*CHALLENGE*.
Retype the records below word for word and omit any image.

*EXCERPTED RECORDS*.
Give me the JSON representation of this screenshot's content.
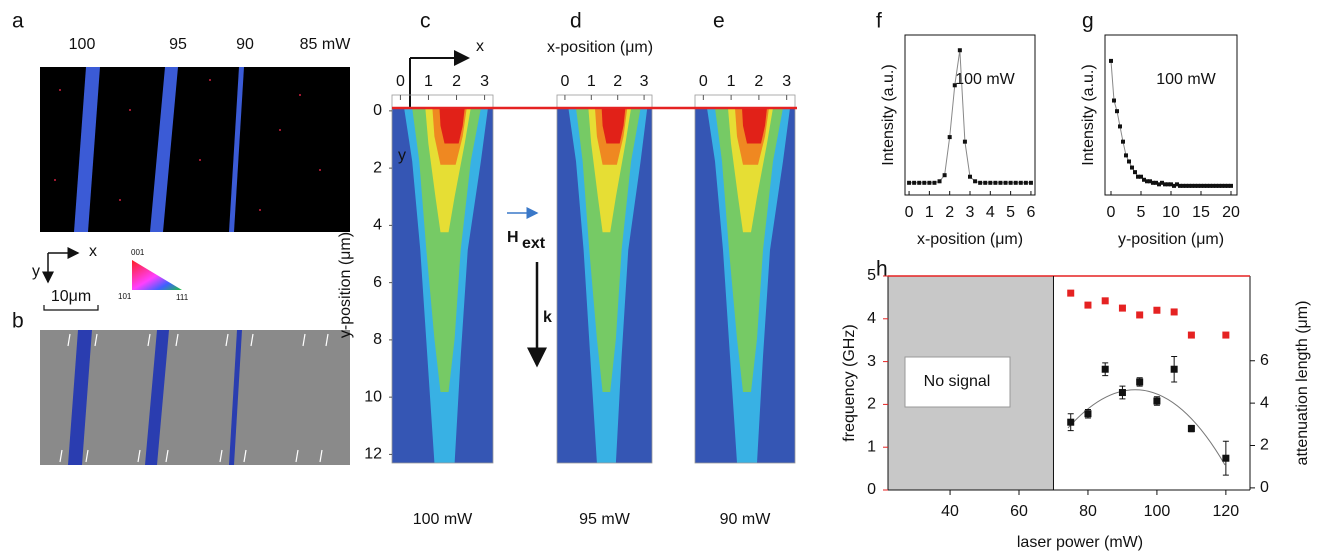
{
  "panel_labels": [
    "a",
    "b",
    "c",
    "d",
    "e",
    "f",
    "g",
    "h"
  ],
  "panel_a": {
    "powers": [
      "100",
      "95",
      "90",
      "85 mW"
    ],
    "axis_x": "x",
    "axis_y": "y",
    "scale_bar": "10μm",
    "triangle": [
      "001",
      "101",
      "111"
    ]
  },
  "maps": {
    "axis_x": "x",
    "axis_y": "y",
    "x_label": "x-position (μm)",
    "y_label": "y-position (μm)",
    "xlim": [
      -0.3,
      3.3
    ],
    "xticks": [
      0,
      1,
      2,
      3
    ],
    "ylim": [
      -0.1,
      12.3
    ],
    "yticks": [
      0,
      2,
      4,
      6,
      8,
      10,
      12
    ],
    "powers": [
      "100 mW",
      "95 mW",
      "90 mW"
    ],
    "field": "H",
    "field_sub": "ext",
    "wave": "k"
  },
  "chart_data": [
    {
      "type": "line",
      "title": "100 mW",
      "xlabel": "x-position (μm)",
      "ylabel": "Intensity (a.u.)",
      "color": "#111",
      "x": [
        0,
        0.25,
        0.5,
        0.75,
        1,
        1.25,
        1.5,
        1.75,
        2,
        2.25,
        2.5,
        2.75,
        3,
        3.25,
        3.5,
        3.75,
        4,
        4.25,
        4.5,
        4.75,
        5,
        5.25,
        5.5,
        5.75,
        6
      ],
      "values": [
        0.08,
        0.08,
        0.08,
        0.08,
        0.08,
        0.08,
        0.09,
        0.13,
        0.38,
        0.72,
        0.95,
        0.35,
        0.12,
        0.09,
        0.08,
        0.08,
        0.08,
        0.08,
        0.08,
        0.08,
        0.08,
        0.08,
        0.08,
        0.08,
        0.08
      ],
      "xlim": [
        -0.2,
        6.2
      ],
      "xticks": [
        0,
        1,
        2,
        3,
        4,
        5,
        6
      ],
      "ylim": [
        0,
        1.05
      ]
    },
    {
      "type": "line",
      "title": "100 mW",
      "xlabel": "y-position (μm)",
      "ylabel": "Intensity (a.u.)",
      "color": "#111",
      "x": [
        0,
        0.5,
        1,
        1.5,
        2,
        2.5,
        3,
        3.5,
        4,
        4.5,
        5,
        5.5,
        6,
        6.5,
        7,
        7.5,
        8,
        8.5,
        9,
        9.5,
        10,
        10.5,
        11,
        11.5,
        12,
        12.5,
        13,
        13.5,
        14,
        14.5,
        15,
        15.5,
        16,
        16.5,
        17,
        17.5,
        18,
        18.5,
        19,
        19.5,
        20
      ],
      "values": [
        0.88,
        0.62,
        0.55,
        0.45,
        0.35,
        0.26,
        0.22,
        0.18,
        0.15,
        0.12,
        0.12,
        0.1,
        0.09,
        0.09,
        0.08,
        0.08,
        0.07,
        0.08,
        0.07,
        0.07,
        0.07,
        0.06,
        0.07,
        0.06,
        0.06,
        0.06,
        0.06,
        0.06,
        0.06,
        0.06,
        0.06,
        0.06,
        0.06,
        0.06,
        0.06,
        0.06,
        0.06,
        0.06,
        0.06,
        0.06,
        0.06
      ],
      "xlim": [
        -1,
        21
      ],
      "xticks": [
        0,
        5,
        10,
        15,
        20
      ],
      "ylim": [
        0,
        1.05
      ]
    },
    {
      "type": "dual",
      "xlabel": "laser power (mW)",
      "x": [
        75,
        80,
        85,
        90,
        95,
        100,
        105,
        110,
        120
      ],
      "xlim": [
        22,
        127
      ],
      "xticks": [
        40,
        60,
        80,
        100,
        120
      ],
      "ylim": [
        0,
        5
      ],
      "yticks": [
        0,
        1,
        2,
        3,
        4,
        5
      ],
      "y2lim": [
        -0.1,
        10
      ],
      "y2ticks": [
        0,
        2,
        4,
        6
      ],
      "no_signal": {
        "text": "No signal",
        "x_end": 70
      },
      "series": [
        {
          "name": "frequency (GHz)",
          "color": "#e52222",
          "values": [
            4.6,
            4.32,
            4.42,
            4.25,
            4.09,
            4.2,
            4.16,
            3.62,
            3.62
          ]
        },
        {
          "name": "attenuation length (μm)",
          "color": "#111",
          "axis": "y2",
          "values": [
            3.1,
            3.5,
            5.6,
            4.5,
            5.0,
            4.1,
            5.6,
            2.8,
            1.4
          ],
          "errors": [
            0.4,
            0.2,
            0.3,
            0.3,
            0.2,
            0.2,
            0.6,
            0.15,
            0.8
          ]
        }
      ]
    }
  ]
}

*RESULT FOR THIS EXERCISE*.
Give me the JSON representation of this screenshot's content.
{
  "panel_labels": [
    "a",
    "b",
    "c",
    "d",
    "e",
    "f",
    "g",
    "h"
  ],
  "panel_a": {
    "powers": [
      "100",
      "95",
      "90",
      "85 mW"
    ],
    "axis_x": "x",
    "axis_y": "y",
    "scale_bar": "10μm",
    "triangle": [
      "001",
      "101",
      "111"
    ]
  },
  "maps": {
    "axis_x": "x",
    "axis_y": "y",
    "x_label": "x-position (μm)",
    "y_label": "y-position (μm)",
    "xlim": [
      -0.3,
      3.3
    ],
    "xticks": [
      0,
      1,
      2,
      3
    ],
    "ylim": [
      -0.1,
      12.3
    ],
    "yticks": [
      0,
      2,
      4,
      6,
      8,
      10,
      12
    ],
    "powers": [
      "100 mW",
      "95 mW",
      "90 mW"
    ],
    "field": "H",
    "field_sub": "ext",
    "wave": "k"
  },
  "chart_data": [
    {
      "type": "line",
      "title": "100 mW",
      "xlabel": "x-position (μm)",
      "ylabel": "Intensity (a.u.)",
      "color": "#111",
      "x": [
        0,
        0.25,
        0.5,
        0.75,
        1,
        1.25,
        1.5,
        1.75,
        2,
        2.25,
        2.5,
        2.75,
        3,
        3.25,
        3.5,
        3.75,
        4,
        4.25,
        4.5,
        4.75,
        5,
        5.25,
        5.5,
        5.75,
        6
      ],
      "values": [
        0.08,
        0.08,
        0.08,
        0.08,
        0.08,
        0.08,
        0.09,
        0.13,
        0.38,
        0.72,
        0.95,
        0.35,
        0.12,
        0.09,
        0.08,
        0.08,
        0.08,
        0.08,
        0.08,
        0.08,
        0.08,
        0.08,
        0.08,
        0.08,
        0.08
      ],
      "xlim": [
        -0.2,
        6.2
      ],
      "xticks": [
        0,
        1,
        2,
        3,
        4,
        5,
        6
      ],
      "ylim": [
        0,
        1.05
      ]
    },
    {
      "type": "line",
      "title": "100 mW",
      "xlabel": "y-position (μm)",
      "ylabel": "Intensity (a.u.)",
      "color": "#111",
      "x": [
        0,
        0.5,
        1,
        1.5,
        2,
        2.5,
        3,
        3.5,
        4,
        4.5,
        5,
        5.5,
        6,
        6.5,
        7,
        7.5,
        8,
        8.5,
        9,
        9.5,
        10,
        10.5,
        11,
        11.5,
        12,
        12.5,
        13,
        13.5,
        14,
        14.5,
        15,
        15.5,
        16,
        16.5,
        17,
        17.5,
        18,
        18.5,
        19,
        19.5,
        20
      ],
      "values": [
        0.88,
        0.62,
        0.55,
        0.45,
        0.35,
        0.26,
        0.22,
        0.18,
        0.15,
        0.12,
        0.12,
        0.1,
        0.09,
        0.09,
        0.08,
        0.08,
        0.07,
        0.08,
        0.07,
        0.07,
        0.07,
        0.06,
        0.07,
        0.06,
        0.06,
        0.06,
        0.06,
        0.06,
        0.06,
        0.06,
        0.06,
        0.06,
        0.06,
        0.06,
        0.06,
        0.06,
        0.06,
        0.06,
        0.06,
        0.06,
        0.06
      ],
      "xlim": [
        -1,
        21
      ],
      "xticks": [
        0,
        5,
        10,
        15,
        20
      ],
      "ylim": [
        0,
        1.05
      ]
    },
    {
      "type": "dual",
      "xlabel": "laser power (mW)",
      "x": [
        75,
        80,
        85,
        90,
        95,
        100,
        105,
        110,
        120
      ],
      "xlim": [
        22,
        127
      ],
      "xticks": [
        40,
        60,
        80,
        100,
        120
      ],
      "ylim": [
        0,
        5
      ],
      "yticks": [
        0,
        1,
        2,
        3,
        4,
        5
      ],
      "y2lim": [
        -0.1,
        10
      ],
      "y2ticks": [
        0,
        2,
        4,
        6
      ],
      "no_signal": {
        "text": "No signal",
        "x_end": 70
      },
      "series": [
        {
          "name": "frequency (GHz)",
          "color": "#e52222",
          "values": [
            4.6,
            4.32,
            4.42,
            4.25,
            4.09,
            4.2,
            4.16,
            3.62,
            3.62
          ]
        },
        {
          "name": "attenuation length (μm)",
          "color": "#111",
          "axis": "y2",
          "values": [
            3.1,
            3.5,
            5.6,
            4.5,
            5.0,
            4.1,
            5.6,
            2.8,
            1.4
          ],
          "errors": [
            0.4,
            0.2,
            0.3,
            0.3,
            0.2,
            0.2,
            0.6,
            0.15,
            0.8
          ]
        }
      ]
    }
  ]
}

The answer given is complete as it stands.